■ Directive 1
Arrange the records as a JSON list of strings, one string per line, starting at the first line of the records and ending with the line containing "968, 429, 983]", both included. Omit blank lines.

■ Text to read
↓

> Police believe that when James Rogers got into the vehicle, a cable became loose and cut off the power to the operate the horn and locks. Rogers did not know how to manually unlock the vehicle and became trapped inside
> the 2007 Corvette has a manual release located on the floorboard by the driver's seat
Having random cables cut doesn't help the situation, but the issue was not knowing how to manually release the latch and not having an emergency window breaker.
Design matters, and bad designs can literally be deadly. Why auto mfgs feel the need to "innovate" with shifter designs is beyond me. The worst part is how every mfg seems to be implementing a different design of bad electronic shifters, from wheels and touchscreens to one-click-at-a-time joysticks to single-function pushbuttons for some gears with others on a scroll wheel. They've taken something and made it worse with no benefit to the user. At least with those auto-flushing toilets, the intention was good, even if the implementation is still somehow so awful decades later.
I drove a rental with a rotary-dial shifter. That is the single most braindead UX thing I've seen in a car that doesn't involve a touch-screen. We've had PRND(L) levers as the standard for shifting in automatics for over 50 years now, and the dial offers no advantages that I can see.

↑

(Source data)
↓

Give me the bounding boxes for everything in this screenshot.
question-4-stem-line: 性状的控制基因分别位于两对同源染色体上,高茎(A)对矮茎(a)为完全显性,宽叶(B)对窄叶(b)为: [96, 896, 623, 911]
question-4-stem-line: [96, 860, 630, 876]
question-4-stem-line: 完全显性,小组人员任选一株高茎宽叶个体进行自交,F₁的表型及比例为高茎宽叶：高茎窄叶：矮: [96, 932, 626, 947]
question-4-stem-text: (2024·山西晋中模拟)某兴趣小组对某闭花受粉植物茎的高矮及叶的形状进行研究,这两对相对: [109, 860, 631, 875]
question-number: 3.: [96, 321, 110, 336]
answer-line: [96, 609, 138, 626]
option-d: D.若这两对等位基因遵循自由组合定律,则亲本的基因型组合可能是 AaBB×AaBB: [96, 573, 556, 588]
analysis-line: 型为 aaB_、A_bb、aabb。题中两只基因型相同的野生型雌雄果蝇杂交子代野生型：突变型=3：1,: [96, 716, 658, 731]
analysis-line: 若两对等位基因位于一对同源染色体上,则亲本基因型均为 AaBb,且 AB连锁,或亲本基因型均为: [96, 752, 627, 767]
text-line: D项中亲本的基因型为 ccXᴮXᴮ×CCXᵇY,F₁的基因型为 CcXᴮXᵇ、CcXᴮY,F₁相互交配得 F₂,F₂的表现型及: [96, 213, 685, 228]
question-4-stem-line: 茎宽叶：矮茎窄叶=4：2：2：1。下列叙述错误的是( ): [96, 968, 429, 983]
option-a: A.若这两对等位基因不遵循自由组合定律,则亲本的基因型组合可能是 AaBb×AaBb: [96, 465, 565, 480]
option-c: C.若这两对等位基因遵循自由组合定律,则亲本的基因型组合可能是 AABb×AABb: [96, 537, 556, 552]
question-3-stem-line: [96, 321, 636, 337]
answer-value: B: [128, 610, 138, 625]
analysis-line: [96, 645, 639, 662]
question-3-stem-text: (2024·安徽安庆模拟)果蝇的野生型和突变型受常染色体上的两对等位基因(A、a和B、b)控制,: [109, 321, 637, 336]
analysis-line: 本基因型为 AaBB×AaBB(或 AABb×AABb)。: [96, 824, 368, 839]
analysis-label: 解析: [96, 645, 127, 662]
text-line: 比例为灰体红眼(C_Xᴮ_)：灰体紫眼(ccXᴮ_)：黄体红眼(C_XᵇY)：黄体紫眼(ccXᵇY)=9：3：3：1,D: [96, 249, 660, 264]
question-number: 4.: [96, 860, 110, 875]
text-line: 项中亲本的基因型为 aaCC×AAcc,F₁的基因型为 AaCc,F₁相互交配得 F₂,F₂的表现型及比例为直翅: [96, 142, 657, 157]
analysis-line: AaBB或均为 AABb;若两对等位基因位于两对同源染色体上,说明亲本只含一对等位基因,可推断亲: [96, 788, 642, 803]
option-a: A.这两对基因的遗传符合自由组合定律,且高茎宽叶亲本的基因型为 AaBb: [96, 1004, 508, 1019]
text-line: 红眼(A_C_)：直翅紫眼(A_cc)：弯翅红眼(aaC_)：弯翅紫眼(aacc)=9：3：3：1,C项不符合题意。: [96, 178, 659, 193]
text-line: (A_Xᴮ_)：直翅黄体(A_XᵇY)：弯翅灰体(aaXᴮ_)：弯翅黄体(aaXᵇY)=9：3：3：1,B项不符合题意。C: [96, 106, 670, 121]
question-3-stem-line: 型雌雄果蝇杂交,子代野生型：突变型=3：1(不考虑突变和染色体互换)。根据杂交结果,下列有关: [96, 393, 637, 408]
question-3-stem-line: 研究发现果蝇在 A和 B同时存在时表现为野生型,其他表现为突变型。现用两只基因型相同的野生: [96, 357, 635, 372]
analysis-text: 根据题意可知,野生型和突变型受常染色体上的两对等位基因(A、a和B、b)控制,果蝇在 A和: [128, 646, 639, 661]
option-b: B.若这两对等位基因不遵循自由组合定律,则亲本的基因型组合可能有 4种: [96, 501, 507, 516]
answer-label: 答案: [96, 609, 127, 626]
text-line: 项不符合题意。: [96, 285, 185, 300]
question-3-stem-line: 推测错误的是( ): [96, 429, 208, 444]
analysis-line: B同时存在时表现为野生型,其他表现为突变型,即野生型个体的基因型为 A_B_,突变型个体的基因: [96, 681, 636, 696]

↑

■ Directive 2
Continue the discussion of car shifter designs from the point where it stops.

■ Response 1
[
  "Give me the bounding boxes for everything in this screenshot.",
  "question-4-stem-line: 性状的控制基因分别位于两对同源染色体上,高茎(A)对矮茎(a)为完全显性,宽叶(B)对窄叶(b)为: [96, 896, 623, 911]",
  "question-4-stem-line: [96, 860, 630, 876]",
  "question-4-stem-line: 完全显性,小组人员任选一株高茎宽叶个体进行自交,F₁的表型及比例为高茎宽叶：高茎窄叶：矮: [96, 932, 626, 947]",
  "question-4-stem-text: (2024·山西晋中模拟)某兴趣小组对某闭花受粉植物茎的高矮及叶的形状进行研究,这两对相对: [109, 860, 631, 875]",
  "question-number: 3.: [96, 321, 110, 336]",
  "answer-line: [96, 609, 138, 626]",
  "option-d: D.若这两对等位基因遵循自由组合定律,则亲本的基因型组合可能是 AaBB×AaBB: [96, 573, 556, 588]",
  "analysis-line: 型为 aaB_、A_bb、aabb。题中两只基因型相同的野生型雌雄果蝇杂交子代野生型：突变型=3：1,: [96, 716, 658, 731]",
  "analysis-line: 若两对等位基因位于一对同源染色体上,则亲本基因型均为 AaBb,且 AB连锁,或亲本基因型均为: [96, 752, 627, 767]",
  "text-line: D项中亲本的基因型为 ccXᴮXᴮ×CCXᵇY,F₁的基因型为 CcXᴮXᵇ、CcXᴮY,F₁相互交配得 F₂,F₂的表现型及: [96, 213, 685, 228]",
  "question-4-stem-line: 茎宽叶：矮茎窄叶=4：2：2：1。下列叙述错误的是( ): [96, 968, 429, 983]"
]

■ Response 2
Probably it is a few dolars cheaper. Not enough to change the bottom line, but as always, any short term cost cutting is enough to give brain-dead Harvard MBAs multiple orgasms.
Dollars? I've worked with car manufacturers and they would sell their soul to save pennies. OTOH they tend to be very conservative with anything that actually impacts the driving part of the car.
My Ford Fusion has one of those rotary dials. Didn't like it at first, but it is nice having that air space free (not able to accidentally knock it out of gear, more room for an extra cup holder). Also the cars with a physical gear shift lever still work by activating switches, there hasn't been mechanical linkage for years in a lot of models.
>> We've had PRND(L) levers as the standard for shifting in automatics for over 50 years now, and the dial offers no advantages that I can see.
My guess is that the dial costs less, so it is done for the company not the customer. Many cases of bad design come from prioritizing the manufacturer over the customer.
I rented a Ford Edge two months ago that had one. It was quite distracting. At the end of a week, I still hadn't internalized how it worked. I had to think about it every time.
On my old Chevrolet Tahoe, I can tell what gear I just shifted into by feel (shifting into D, it has a slight tendency to overshoot the normal overdrive mode and end up locked into 3rd). And of course, this is essentially a nonissue on manual transmissions.
Most cars have a stop at D; e.g. for the ones where you pull the stem towards to to leave park, you can let the stem spring back at neutral and push it down until it stops at D, and for the ones with a button you can release the button at neutral.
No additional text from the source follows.